**EXERCISE AIM:** Please sum up the sermon in two sentences.

>> begin PROVIDED PASSAGE

Sermon - Tenth Sunday After Pentecost (8/18/2019)
Jer. 23:23-29; Ps. 82; Heb. 11:29-12:2; Lk. 12:49-56
This is one of those times when it’s hard to feel the liturgical words that we use in our service. “The gospel – the good news – of the Lord.” “Praise to you, O Christ.” How is it good news that Jesus says he has come not to bring peace, but rather division? And not just any old division, but division within the heart of the family, between people with the closest relationships. Have you ever been divided from the people you were closest to in your life? I have, and I can attest that it’s an awful feeling. It’s not fun to feel at odds from the people you love.
And, I don’t know about you, but I have to say that I’m not enjoying the level of division and tension in our society these days. And now we get to have another election year, and if you thought our last presidential election year was unpleasantly stressful, I don’t think you’re going to like the next one. So I’m trying very hard to understand why it’s good news that Jesus says he has not come to bring peace, but rather division. Because, personally, I was hoping that following Jesus would bring more peace and less division.
On the one hand, I think it’s clear, even in this passage, that Jesus does not want people to be divided. Jesus is just being realistic: the arrival of the Kingdom of God is good news for everyone, but not everyone perceives it that way, especially people who have a lot invested in this unjust and broken world. He personally is on his way to Jerusalem where he fully expects to be rejected and to suffer as a result: “I have a baptism with which to be baptized, and what stress I am under until It Is Finished.” (“It is finished,” of course, being the exact words Jesus spoke on the cross.) And if we are people of faith, if we are people of the Kingdom of God, then we should expect nothing different. Not that suffering or division are good things or things that God wants for us, any more than God wants them for Jesus. Yet God can bring good even out of this division and this suffering.
This week Anderson Cooper, the CNN host, did a remarkable interview with Stephen Colbert, the comedian who hosts the late show on CBS. If you didn’t see it, I’ll put the sermon text on the web site and include a link so you can watch the section I want to talk about – it’s really worth your time. They had been talking about loss; as you may know, Anderson Cooper’s mother was Gloria Vanderbilt, who passed away a few weeks ago. And I learned from the interview something I had not known before, that when Stephen Colbert was 10 years old, his father and two of his brothers were killed in a plane crash.

>> end PROVIDED PASSAGE
>> begin RECORDED INFORMATION

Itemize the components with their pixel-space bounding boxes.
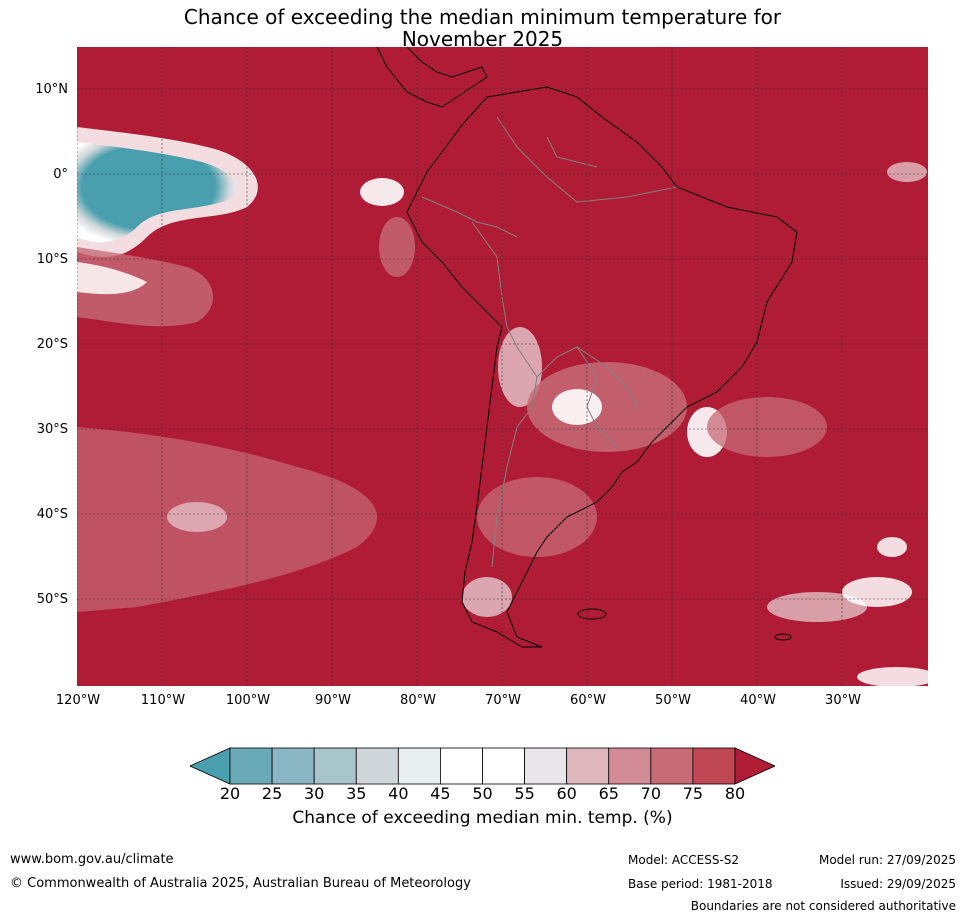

>> end RECORDED INFORMATION

**WRITTEN ANSWER:** The sermon asks how it can be good news that Jesus says he came to bring division rather than peace, even within families, at a time when the speaker already finds the division and tension in society hard to bear. It answers that Jesus does not want people divided but is being realistic, since not everyone welcomes the Kingdom of God, and that God can bring good even out of division and suffering.